Leave out the images; return the rest of the data exactly.
※ ※ ※
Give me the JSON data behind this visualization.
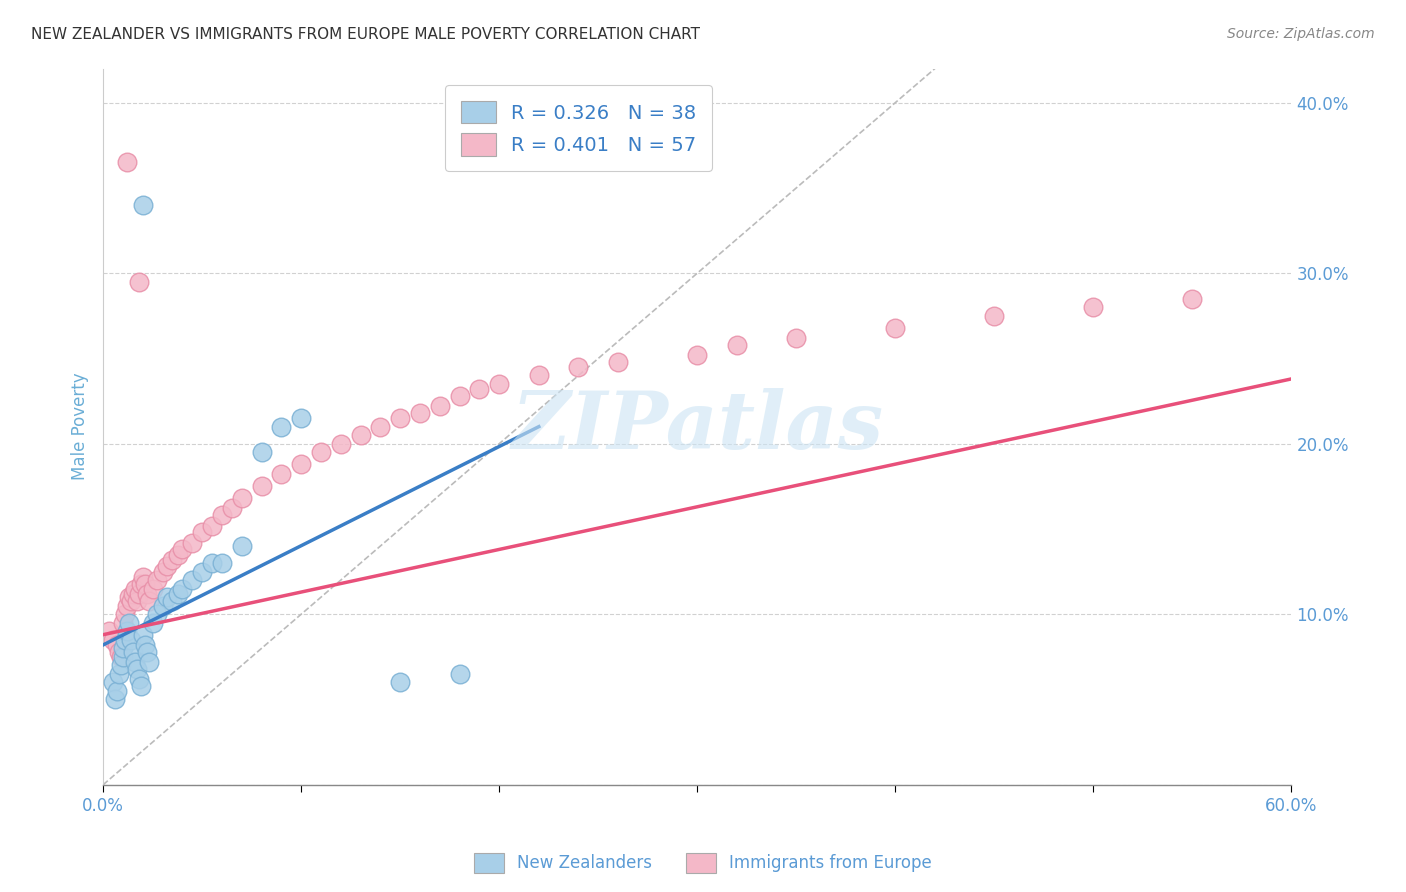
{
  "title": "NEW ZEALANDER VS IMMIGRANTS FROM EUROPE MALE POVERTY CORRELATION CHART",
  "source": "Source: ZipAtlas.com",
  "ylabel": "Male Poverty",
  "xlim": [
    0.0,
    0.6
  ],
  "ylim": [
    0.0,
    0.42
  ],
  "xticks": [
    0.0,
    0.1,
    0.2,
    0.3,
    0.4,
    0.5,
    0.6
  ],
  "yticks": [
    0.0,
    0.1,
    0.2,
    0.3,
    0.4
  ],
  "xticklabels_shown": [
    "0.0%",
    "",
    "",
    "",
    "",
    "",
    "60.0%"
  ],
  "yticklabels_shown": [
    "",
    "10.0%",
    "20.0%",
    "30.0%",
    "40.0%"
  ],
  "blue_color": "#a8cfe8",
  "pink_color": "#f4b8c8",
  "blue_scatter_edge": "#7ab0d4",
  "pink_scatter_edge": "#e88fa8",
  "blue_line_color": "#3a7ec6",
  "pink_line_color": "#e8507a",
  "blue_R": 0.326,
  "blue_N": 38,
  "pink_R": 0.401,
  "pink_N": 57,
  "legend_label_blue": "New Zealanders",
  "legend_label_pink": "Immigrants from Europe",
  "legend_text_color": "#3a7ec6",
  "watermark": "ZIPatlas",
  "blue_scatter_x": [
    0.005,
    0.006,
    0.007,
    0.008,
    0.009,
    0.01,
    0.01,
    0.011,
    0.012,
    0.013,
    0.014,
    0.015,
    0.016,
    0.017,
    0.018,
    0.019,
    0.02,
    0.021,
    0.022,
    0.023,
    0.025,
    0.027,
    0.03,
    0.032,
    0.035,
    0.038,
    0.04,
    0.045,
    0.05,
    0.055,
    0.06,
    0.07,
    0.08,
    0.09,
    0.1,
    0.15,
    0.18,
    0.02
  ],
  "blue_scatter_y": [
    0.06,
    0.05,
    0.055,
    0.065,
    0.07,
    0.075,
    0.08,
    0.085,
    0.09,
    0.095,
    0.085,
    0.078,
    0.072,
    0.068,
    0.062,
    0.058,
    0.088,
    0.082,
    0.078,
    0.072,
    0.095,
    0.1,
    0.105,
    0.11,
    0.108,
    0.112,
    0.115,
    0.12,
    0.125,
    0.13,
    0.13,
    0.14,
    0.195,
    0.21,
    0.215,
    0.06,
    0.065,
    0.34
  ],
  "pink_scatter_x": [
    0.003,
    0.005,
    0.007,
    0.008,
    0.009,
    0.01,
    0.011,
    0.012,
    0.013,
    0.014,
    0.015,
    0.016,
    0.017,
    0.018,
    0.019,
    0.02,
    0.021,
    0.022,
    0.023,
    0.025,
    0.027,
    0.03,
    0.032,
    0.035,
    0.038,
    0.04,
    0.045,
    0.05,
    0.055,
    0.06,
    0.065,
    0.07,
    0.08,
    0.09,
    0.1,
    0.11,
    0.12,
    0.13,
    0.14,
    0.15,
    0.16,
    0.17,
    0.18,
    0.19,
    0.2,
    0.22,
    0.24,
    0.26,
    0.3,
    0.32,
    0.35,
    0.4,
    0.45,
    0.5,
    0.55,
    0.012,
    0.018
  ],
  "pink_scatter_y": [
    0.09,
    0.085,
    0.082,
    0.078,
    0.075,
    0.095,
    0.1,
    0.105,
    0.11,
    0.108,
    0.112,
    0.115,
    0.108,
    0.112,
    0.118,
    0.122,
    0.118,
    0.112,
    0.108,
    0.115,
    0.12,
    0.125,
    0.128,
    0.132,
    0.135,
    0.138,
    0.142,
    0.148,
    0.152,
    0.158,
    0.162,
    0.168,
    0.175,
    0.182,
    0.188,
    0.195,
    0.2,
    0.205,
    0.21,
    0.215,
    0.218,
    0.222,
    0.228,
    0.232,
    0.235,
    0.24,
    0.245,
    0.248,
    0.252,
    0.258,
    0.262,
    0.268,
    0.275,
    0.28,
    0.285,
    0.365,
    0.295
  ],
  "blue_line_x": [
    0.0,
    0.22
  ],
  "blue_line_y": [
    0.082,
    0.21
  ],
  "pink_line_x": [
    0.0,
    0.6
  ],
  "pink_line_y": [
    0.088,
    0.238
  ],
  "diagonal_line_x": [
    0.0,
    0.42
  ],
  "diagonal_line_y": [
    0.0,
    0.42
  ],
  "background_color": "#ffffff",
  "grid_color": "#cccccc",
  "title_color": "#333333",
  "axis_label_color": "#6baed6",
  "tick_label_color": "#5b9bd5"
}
※ ※ ※
- TASK RESULT -
Give me the JSON data behind this visualization.
{
  "title": "NEW ZEALANDER VS IMMIGRANTS FROM EUROPE MALE POVERTY CORRELATION CHART",
  "source": "Source: ZipAtlas.com",
  "ylabel": "Male Poverty",
  "xlim": [
    0.0,
    0.6
  ],
  "ylim": [
    0.0,
    0.42
  ],
  "xticks": [
    0.0,
    0.1,
    0.2,
    0.3,
    0.4,
    0.5,
    0.6
  ],
  "yticks": [
    0.0,
    0.1,
    0.2,
    0.3,
    0.4
  ],
  "xticklabels_shown": [
    "0.0%",
    "",
    "",
    "",
    "",
    "",
    "60.0%"
  ],
  "yticklabels_shown": [
    "",
    "10.0%",
    "20.0%",
    "30.0%",
    "40.0%"
  ],
  "blue_color": "#a8cfe8",
  "pink_color": "#f4b8c8",
  "blue_scatter_edge": "#7ab0d4",
  "pink_scatter_edge": "#e88fa8",
  "blue_line_color": "#3a7ec6",
  "pink_line_color": "#e8507a",
  "blue_R": 0.326,
  "blue_N": 38,
  "pink_R": 0.401,
  "pink_N": 57,
  "legend_label_blue": "New Zealanders",
  "legend_label_pink": "Immigrants from Europe",
  "legend_text_color": "#3a7ec6",
  "watermark": "ZIPatlas",
  "blue_scatter_x": [
    0.005,
    0.006,
    0.007,
    0.008,
    0.009,
    0.01,
    0.01,
    0.011,
    0.012,
    0.013,
    0.014,
    0.015,
    0.016,
    0.017,
    0.018,
    0.019,
    0.02,
    0.021,
    0.022,
    0.023,
    0.025,
    0.027,
    0.03,
    0.032,
    0.035,
    0.038,
    0.04,
    0.045,
    0.05,
    0.055,
    0.06,
    0.07,
    0.08,
    0.09,
    0.1,
    0.15,
    0.18,
    0.02
  ],
  "blue_scatter_y": [
    0.06,
    0.05,
    0.055,
    0.065,
    0.07,
    0.075,
    0.08,
    0.085,
    0.09,
    0.095,
    0.085,
    0.078,
    0.072,
    0.068,
    0.062,
    0.058,
    0.088,
    0.082,
    0.078,
    0.072,
    0.095,
    0.1,
    0.105,
    0.11,
    0.108,
    0.112,
    0.115,
    0.12,
    0.125,
    0.13,
    0.13,
    0.14,
    0.195,
    0.21,
    0.215,
    0.06,
    0.065,
    0.34
  ],
  "pink_scatter_x": [
    0.003,
    0.005,
    0.007,
    0.008,
    0.009,
    0.01,
    0.011,
    0.012,
    0.013,
    0.014,
    0.015,
    0.016,
    0.017,
    0.018,
    0.019,
    0.02,
    0.021,
    0.022,
    0.023,
    0.025,
    0.027,
    0.03,
    0.032,
    0.035,
    0.038,
    0.04,
    0.045,
    0.05,
    0.055,
    0.06,
    0.065,
    0.07,
    0.08,
    0.09,
    0.1,
    0.11,
    0.12,
    0.13,
    0.14,
    0.15,
    0.16,
    0.17,
    0.18,
    0.19,
    0.2,
    0.22,
    0.24,
    0.26,
    0.3,
    0.32,
    0.35,
    0.4,
    0.45,
    0.5,
    0.55,
    0.012,
    0.018
  ],
  "pink_scatter_y": [
    0.09,
    0.085,
    0.082,
    0.078,
    0.075,
    0.095,
    0.1,
    0.105,
    0.11,
    0.108,
    0.112,
    0.115,
    0.108,
    0.112,
    0.118,
    0.122,
    0.118,
    0.112,
    0.108,
    0.115,
    0.12,
    0.125,
    0.128,
    0.132,
    0.135,
    0.138,
    0.142,
    0.148,
    0.152,
    0.158,
    0.162,
    0.168,
    0.175,
    0.182,
    0.188,
    0.195,
    0.2,
    0.205,
    0.21,
    0.215,
    0.218,
    0.222,
    0.228,
    0.232,
    0.235,
    0.24,
    0.245,
    0.248,
    0.252,
    0.258,
    0.262,
    0.268,
    0.275,
    0.28,
    0.285,
    0.365,
    0.295
  ],
  "blue_line_x": [
    0.0,
    0.22
  ],
  "blue_line_y": [
    0.082,
    0.21
  ],
  "pink_line_x": [
    0.0,
    0.6
  ],
  "pink_line_y": [
    0.088,
    0.238
  ],
  "diagonal_line_x": [
    0.0,
    0.42
  ],
  "diagonal_line_y": [
    0.0,
    0.42
  ],
  "background_color": "#ffffff",
  "grid_color": "#cccccc",
  "title_color": "#333333",
  "axis_label_color": "#6baed6",
  "tick_label_color": "#5b9bd5"
}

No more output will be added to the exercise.